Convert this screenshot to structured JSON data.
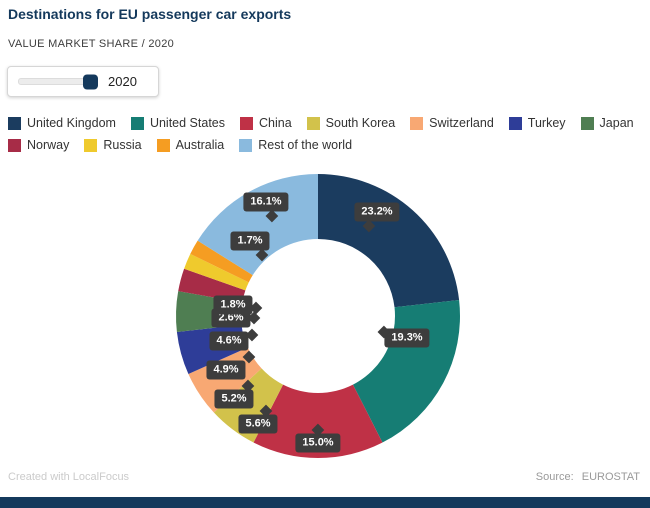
{
  "header": {
    "title": "Destinations for EU passenger car exports",
    "subtitle": "VALUE MARKET SHARE / 2020"
  },
  "slider": {
    "value": "2020"
  },
  "theme": {
    "accent": "#14395c",
    "tooltip_bg": "#3d3d3d"
  },
  "chart_data": {
    "type": "pie",
    "donut": true,
    "unit": "%",
    "legend_position": "top",
    "title": "Destinations for EU passenger car exports",
    "subtitle": "VALUE MARKET SHARE / 2020",
    "categories": [
      "United Kingdom",
      "United States",
      "China",
      "South Korea",
      "Switzerland",
      "Turkey",
      "Japan",
      "Norway",
      "Russia",
      "Australia",
      "Rest of the world"
    ],
    "values": [
      23.2,
      19.3,
      15.0,
      5.6,
      5.2,
      4.9,
      4.6,
      2.6,
      1.8,
      1.7,
      16.1
    ],
    "labels": [
      "23.2%",
      "19.3%",
      "15.0%",
      "5.6%",
      "5.2%",
      "4.9%",
      "4.6%",
      "2.6%",
      "1.8%",
      "1.7%",
      "16.1%"
    ],
    "colors": [
      "#1b3c5f",
      "#167d74",
      "#bf3146",
      "#d2c24b",
      "#f8a873",
      "#2e3d98",
      "#4f7e52",
      "#a72c47",
      "#efca2d",
      "#f59d22",
      "#8abade"
    ]
  },
  "footer": {
    "credit": "Created with LocalFocus",
    "source_label": "Source:",
    "source_value": "EUROSTAT"
  }
}
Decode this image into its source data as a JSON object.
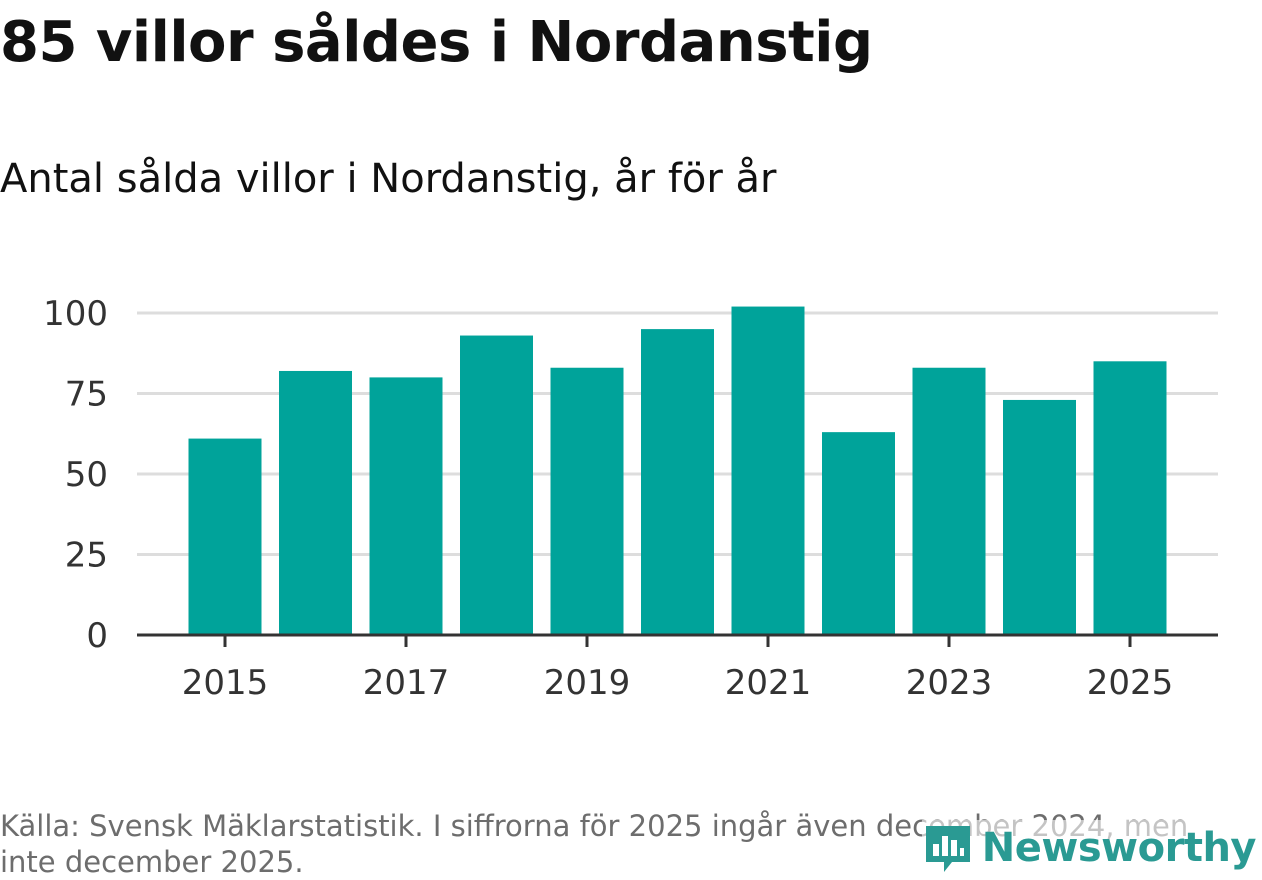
{
  "header": {
    "title": "85 villor såldes i Nordanstig",
    "subtitle": "Antal sålda villor i Nordanstig, år för år"
  },
  "footer": {
    "source": "Källa: Svensk Mäklarstatistik. I siffrorna för 2025 ingår även december 2024, men inte december 2025.",
    "brand": "Newsworthy"
  },
  "colors": {
    "bar": "#00a39a",
    "grid": "#dddddd",
    "axis": "#333333",
    "brand": "#2a9a93"
  },
  "chart_data": {
    "type": "bar",
    "title": "Antal sålda villor i Nordanstig, år för år",
    "xlabel": "",
    "ylabel": "",
    "categories": [
      "2015",
      "2016",
      "2017",
      "2018",
      "2019",
      "2020",
      "2021",
      "2022",
      "2023",
      "2024",
      "2025"
    ],
    "values": [
      61,
      82,
      80,
      93,
      83,
      95,
      102,
      63,
      83,
      73,
      85
    ],
    "x_tick_labels": [
      "2015",
      "2017",
      "2019",
      "2021",
      "2023",
      "2025"
    ],
    "y_ticks": [
      0,
      25,
      50,
      75,
      100
    ],
    "ylim": [
      0,
      105
    ],
    "grid": true
  }
}
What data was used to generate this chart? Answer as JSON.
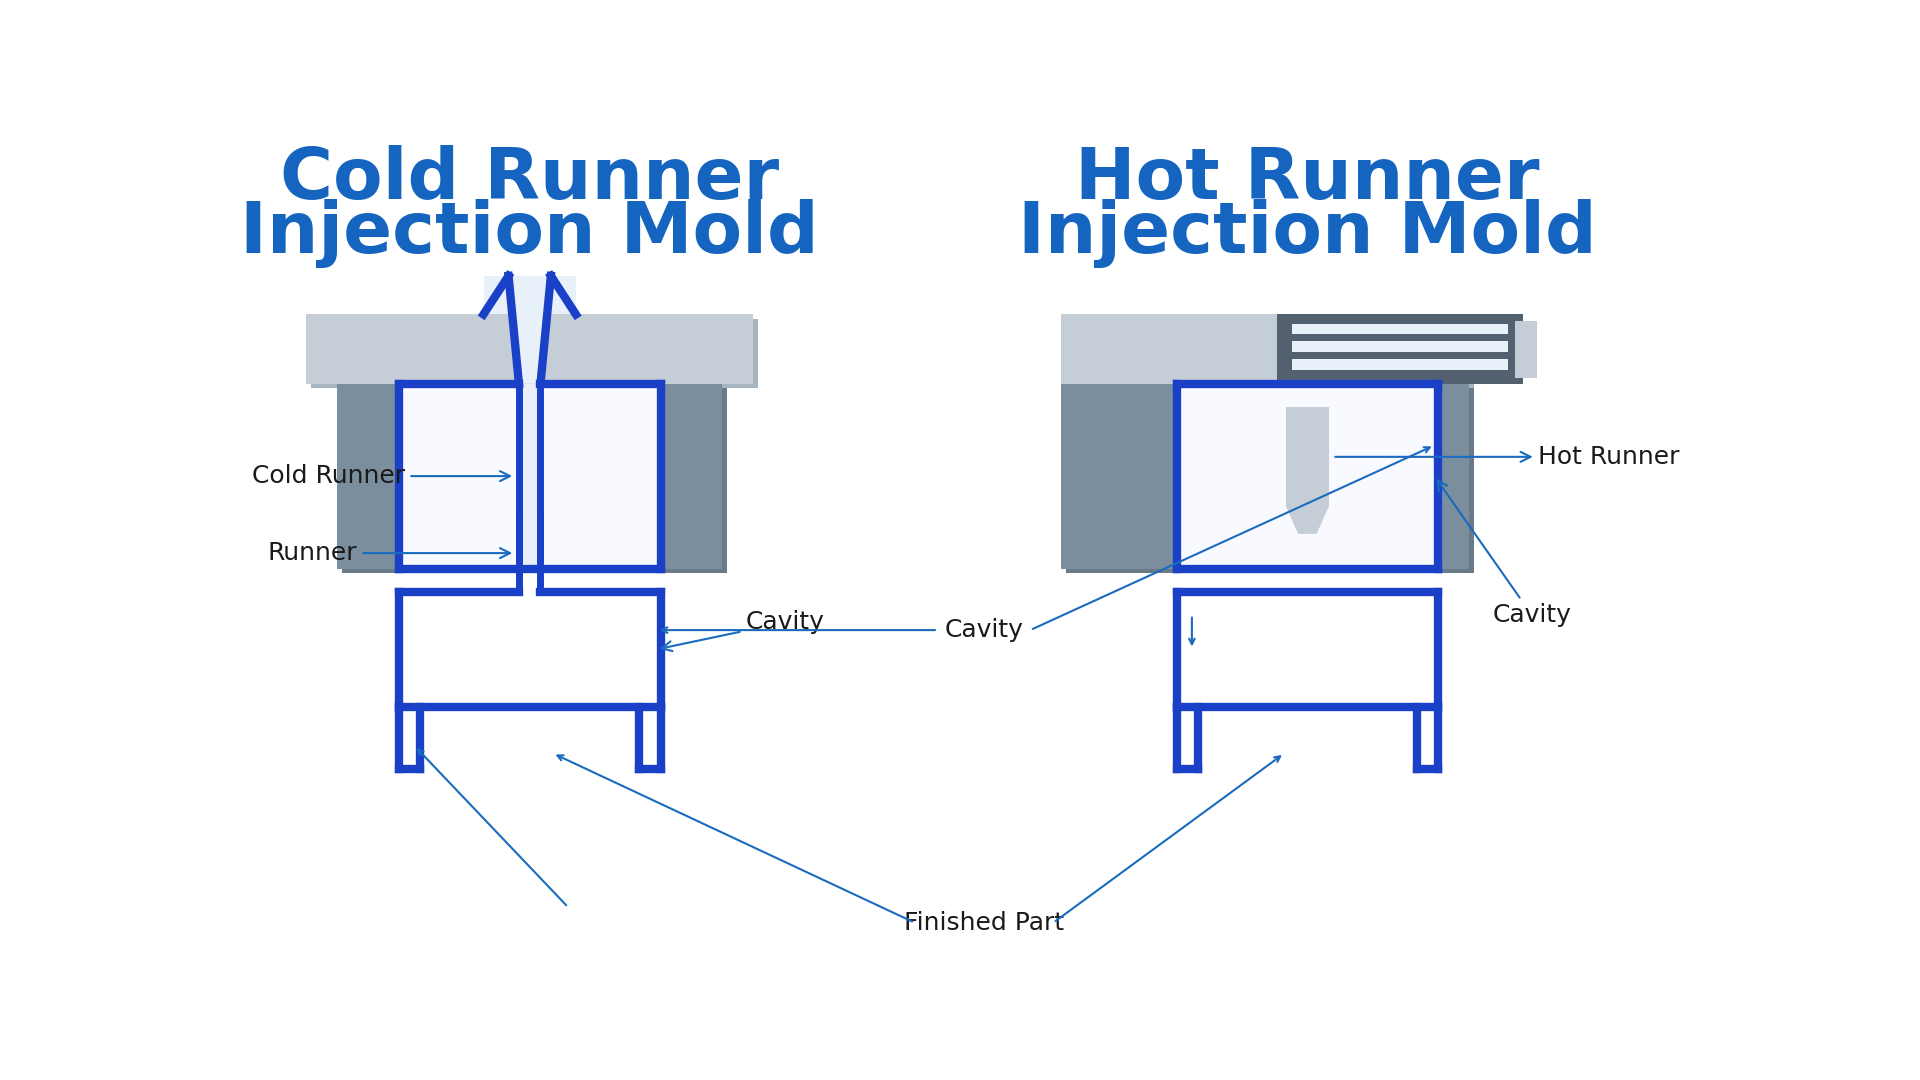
{
  "bg_color": "#ffffff",
  "title_color": "#1565c0",
  "arrow_color": "#1a6bbf",
  "label_color": "#1a1a1a",
  "gray_light": "#c5cdd6",
  "gray_mid": "#7b8e9d",
  "gray_dark": "#526070",
  "blue_main": "#1a40c8",
  "blue_dark": "#1030a0",
  "white_fill": "#f8faff",
  "sprue_white": "#e8f0fa",
  "left_title_line1": "Cold Runner",
  "left_title_line2": "Injection Mold",
  "right_title_line1": "Hot Runner",
  "right_title_line2": "Injection Mold",
  "label_cold_runner": "Cold Runner",
  "label_hot_runner": "Hot Runner",
  "label_cavity": "Cavity",
  "label_runner": "Runner",
  "label_finished": "Finished Part"
}
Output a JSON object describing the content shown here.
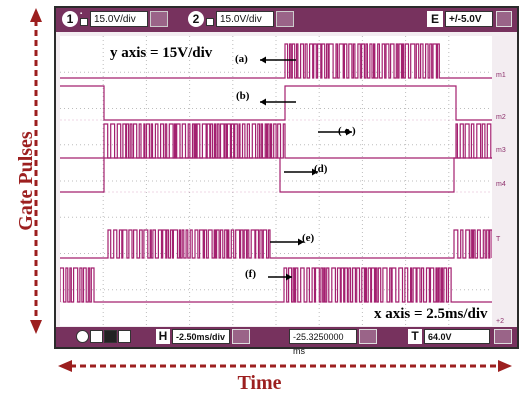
{
  "annotations": {
    "vertical_label": "Gate Pulses",
    "horizontal_label": "Time",
    "y_axis_note": "y axis = 15V/div",
    "x_axis_note": "x axis = 2.5ms/div"
  },
  "scope": {
    "channel1": {
      "number": "1",
      "scale": "15.0V/div"
    },
    "channel2": {
      "number": "2",
      "scale": "15.0V/div"
    },
    "extra": {
      "badge": "E",
      "value": "+/-5.0V"
    },
    "horizontal": {
      "badge": "H",
      "value": "-2.50ms/div"
    },
    "position": {
      "value": "-25.3250000 ms"
    },
    "trigger": {
      "badge": "T",
      "value": "64.0V"
    },
    "markers": [
      "m1",
      "m2",
      "m3",
      "m4",
      "T",
      "+2"
    ]
  },
  "traces": [
    {
      "tag": "(a)"
    },
    {
      "tag": "(b)"
    },
    {
      "tag": "( c )"
    },
    {
      "tag": "(d)"
    },
    {
      "tag": "(e)"
    },
    {
      "tag": "(f)"
    }
  ],
  "colors": {
    "trace": "#a3206f",
    "bar": "#77325e",
    "label": "#9c1f1f"
  }
}
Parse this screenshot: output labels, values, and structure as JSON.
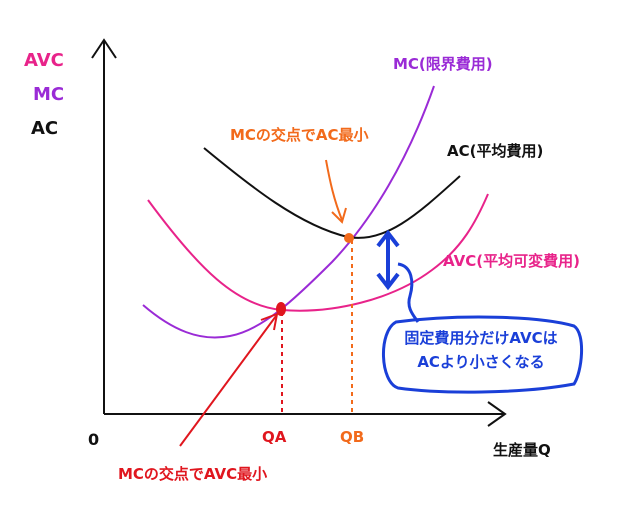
{
  "colors": {
    "avc": "#e8238a",
    "mc": "#9a2bd6",
    "ac": "#111111",
    "axis": "#111111",
    "qa_marker": "#e0161e",
    "qb_marker": "#f26a1b",
    "note": "#1a3fd8"
  },
  "legend": {
    "avc": "AVC",
    "mc": "MC",
    "ac": "AC"
  },
  "curve_labels": {
    "mc": "MC(限界費用)",
    "ac": "AC(平均費用)",
    "avc": "AVC(平均可変費用)"
  },
  "annotations": {
    "ac_min": "MCの交点でAC最小",
    "avc_min": "MCの交点でAVC最小"
  },
  "axis": {
    "origin": "0",
    "x_label": "生産量Q",
    "qa": "QA",
    "qb": "QB"
  },
  "note": {
    "line1": "固定費用分だけAVCは",
    "line2": "ACより小さくなる"
  }
}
================
▸ Exercise instructions: Copy each line of the records containing the string "Nordanstig".

▸ Correct answer:
    "title": "85 villor såldes i Nordanstig",
    "subtitle": "Antal sålda villor i Nordanstig, år för år"
    "title": "Antal sålda villor i Nordanstig, år för år",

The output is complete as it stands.